*What to work on*
Report how many lines hold the word "dans"; answer with the number alone.
[Begin Dataset entries]
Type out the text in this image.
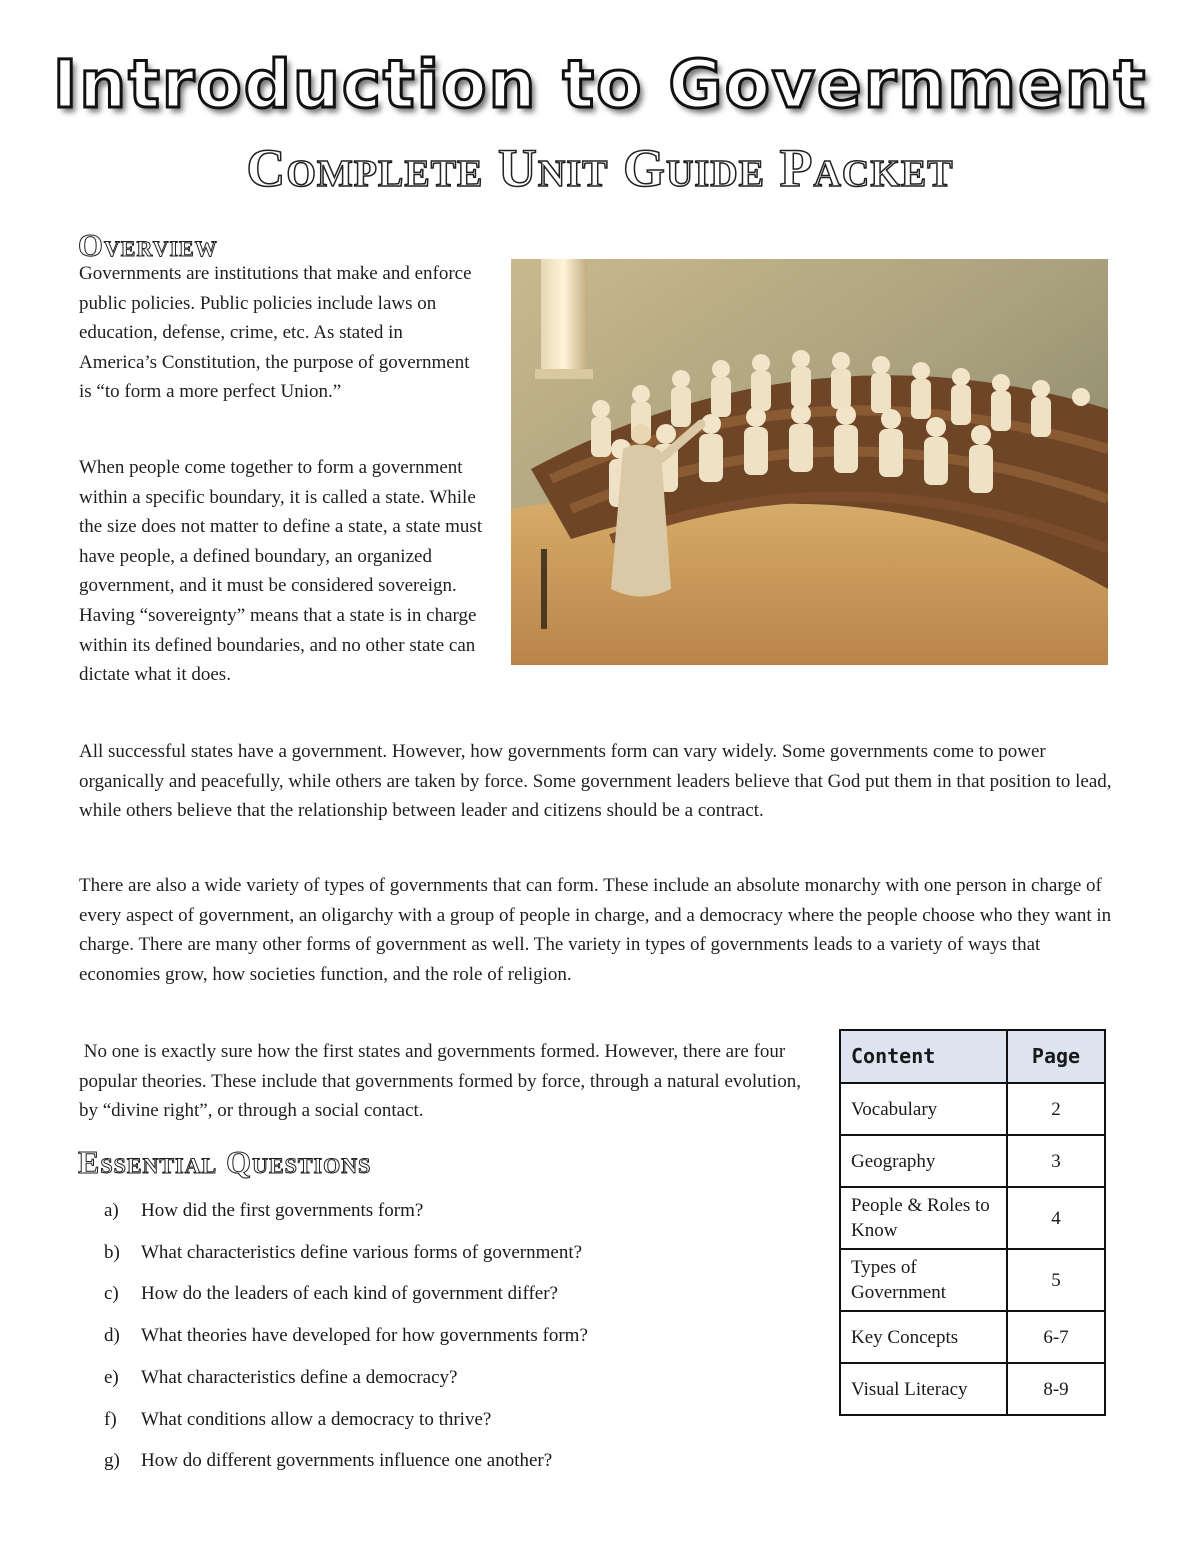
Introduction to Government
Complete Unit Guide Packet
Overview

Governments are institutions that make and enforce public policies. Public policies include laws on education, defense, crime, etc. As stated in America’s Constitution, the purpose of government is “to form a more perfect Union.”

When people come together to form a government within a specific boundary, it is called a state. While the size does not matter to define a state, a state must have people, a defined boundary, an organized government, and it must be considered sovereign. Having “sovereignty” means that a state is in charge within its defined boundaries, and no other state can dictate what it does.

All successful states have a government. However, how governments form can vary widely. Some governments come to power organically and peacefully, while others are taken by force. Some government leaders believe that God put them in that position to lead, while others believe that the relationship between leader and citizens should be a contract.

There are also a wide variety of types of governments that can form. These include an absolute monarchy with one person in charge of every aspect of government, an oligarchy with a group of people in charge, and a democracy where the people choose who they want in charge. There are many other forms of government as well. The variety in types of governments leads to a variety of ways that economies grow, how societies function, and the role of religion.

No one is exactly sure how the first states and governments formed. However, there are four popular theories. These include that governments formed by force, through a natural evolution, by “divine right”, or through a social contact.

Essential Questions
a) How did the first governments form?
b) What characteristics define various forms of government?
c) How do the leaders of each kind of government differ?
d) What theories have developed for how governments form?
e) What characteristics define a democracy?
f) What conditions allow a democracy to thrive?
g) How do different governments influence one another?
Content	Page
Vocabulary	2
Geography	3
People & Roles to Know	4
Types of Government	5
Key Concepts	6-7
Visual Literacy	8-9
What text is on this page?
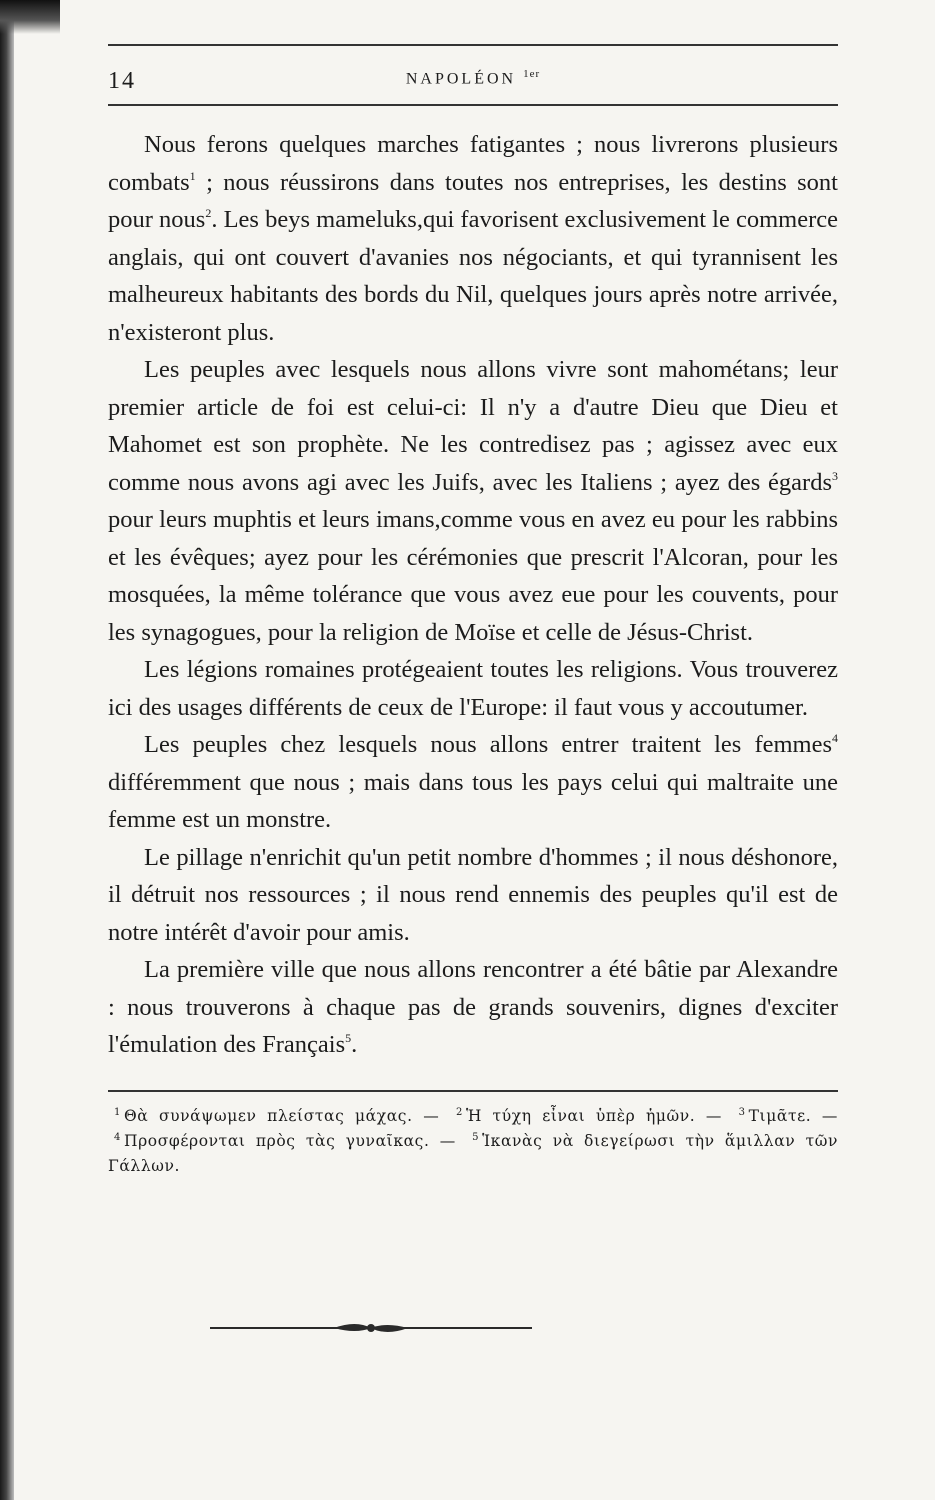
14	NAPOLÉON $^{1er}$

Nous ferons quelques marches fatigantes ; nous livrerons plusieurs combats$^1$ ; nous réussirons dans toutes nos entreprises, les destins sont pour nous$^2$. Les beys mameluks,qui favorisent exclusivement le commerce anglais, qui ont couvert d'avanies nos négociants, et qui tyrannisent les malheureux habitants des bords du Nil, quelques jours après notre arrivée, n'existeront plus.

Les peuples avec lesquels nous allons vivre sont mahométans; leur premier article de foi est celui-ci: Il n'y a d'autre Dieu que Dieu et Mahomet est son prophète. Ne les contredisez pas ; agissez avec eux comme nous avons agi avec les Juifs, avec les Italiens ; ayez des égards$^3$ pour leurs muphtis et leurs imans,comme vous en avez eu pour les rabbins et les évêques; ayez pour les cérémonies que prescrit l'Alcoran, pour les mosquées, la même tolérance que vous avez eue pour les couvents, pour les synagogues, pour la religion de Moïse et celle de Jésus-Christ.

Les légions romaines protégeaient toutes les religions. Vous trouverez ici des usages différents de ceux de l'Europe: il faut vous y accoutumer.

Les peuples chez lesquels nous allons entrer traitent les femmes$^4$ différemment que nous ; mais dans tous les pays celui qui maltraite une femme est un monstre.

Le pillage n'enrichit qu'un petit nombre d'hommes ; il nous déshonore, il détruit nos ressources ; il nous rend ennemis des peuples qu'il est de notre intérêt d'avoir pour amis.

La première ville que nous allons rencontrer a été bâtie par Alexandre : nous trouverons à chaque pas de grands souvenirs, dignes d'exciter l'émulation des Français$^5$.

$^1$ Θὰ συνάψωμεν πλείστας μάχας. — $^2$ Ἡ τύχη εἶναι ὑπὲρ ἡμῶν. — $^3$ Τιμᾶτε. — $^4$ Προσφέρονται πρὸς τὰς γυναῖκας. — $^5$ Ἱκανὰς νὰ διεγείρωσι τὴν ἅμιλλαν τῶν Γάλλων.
[End Dataset entries]
[Begin Dataset entries]
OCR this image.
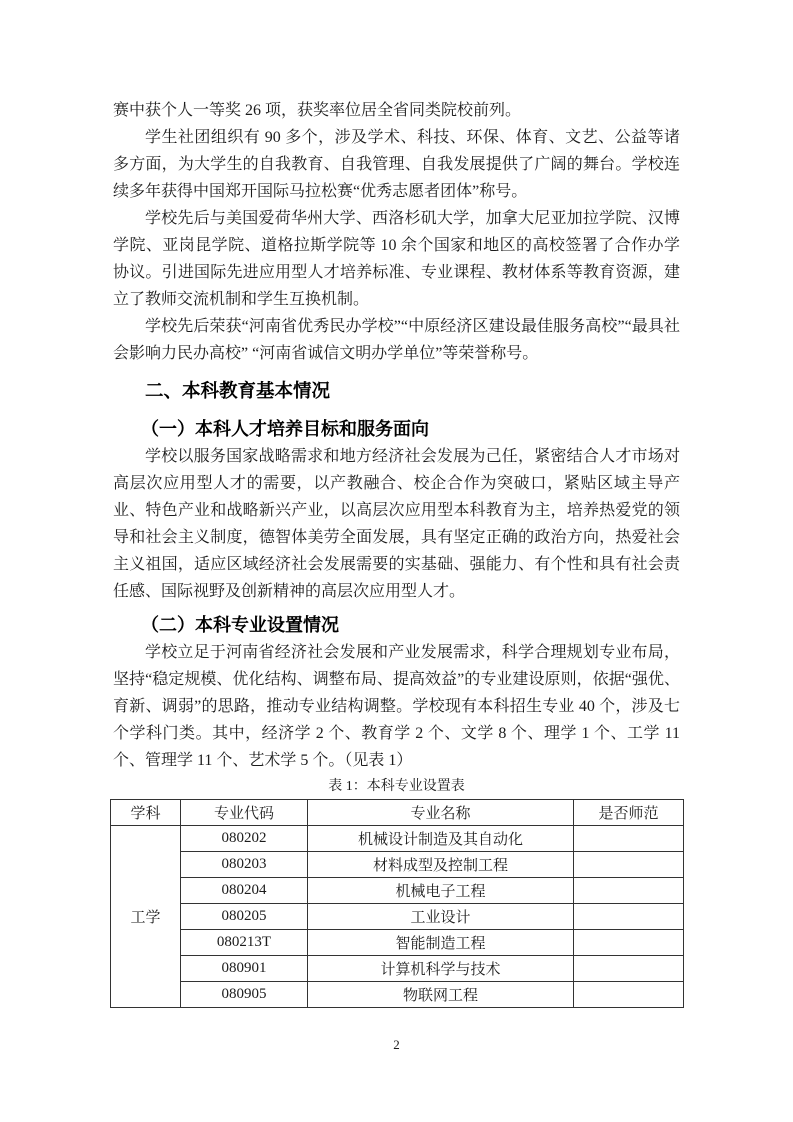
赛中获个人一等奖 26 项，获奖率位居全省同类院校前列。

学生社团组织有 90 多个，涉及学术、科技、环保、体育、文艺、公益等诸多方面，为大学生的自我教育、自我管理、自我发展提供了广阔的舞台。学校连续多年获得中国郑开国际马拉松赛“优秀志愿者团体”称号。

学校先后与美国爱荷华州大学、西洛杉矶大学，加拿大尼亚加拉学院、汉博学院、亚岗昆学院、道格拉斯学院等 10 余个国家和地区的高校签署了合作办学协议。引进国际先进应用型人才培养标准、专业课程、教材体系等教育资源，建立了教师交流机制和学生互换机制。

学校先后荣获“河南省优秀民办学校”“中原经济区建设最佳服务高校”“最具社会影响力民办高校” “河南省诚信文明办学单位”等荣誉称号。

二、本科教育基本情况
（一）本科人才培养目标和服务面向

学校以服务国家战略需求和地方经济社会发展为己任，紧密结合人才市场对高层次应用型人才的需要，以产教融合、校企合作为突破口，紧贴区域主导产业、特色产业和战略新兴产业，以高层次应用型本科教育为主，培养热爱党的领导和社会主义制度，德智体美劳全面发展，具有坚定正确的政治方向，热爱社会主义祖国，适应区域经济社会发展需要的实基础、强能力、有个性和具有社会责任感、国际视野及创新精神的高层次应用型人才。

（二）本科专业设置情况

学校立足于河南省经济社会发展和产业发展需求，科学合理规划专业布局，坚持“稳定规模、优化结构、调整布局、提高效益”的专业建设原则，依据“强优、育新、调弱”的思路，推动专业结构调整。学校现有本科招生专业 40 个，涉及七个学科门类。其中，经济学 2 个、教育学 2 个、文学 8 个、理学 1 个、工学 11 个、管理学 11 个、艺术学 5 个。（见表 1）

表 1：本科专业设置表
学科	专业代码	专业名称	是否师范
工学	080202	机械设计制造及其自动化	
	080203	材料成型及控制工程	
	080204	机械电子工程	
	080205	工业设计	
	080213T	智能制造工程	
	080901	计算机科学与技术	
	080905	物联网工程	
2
[End Dataset entries]
*Answer below*
2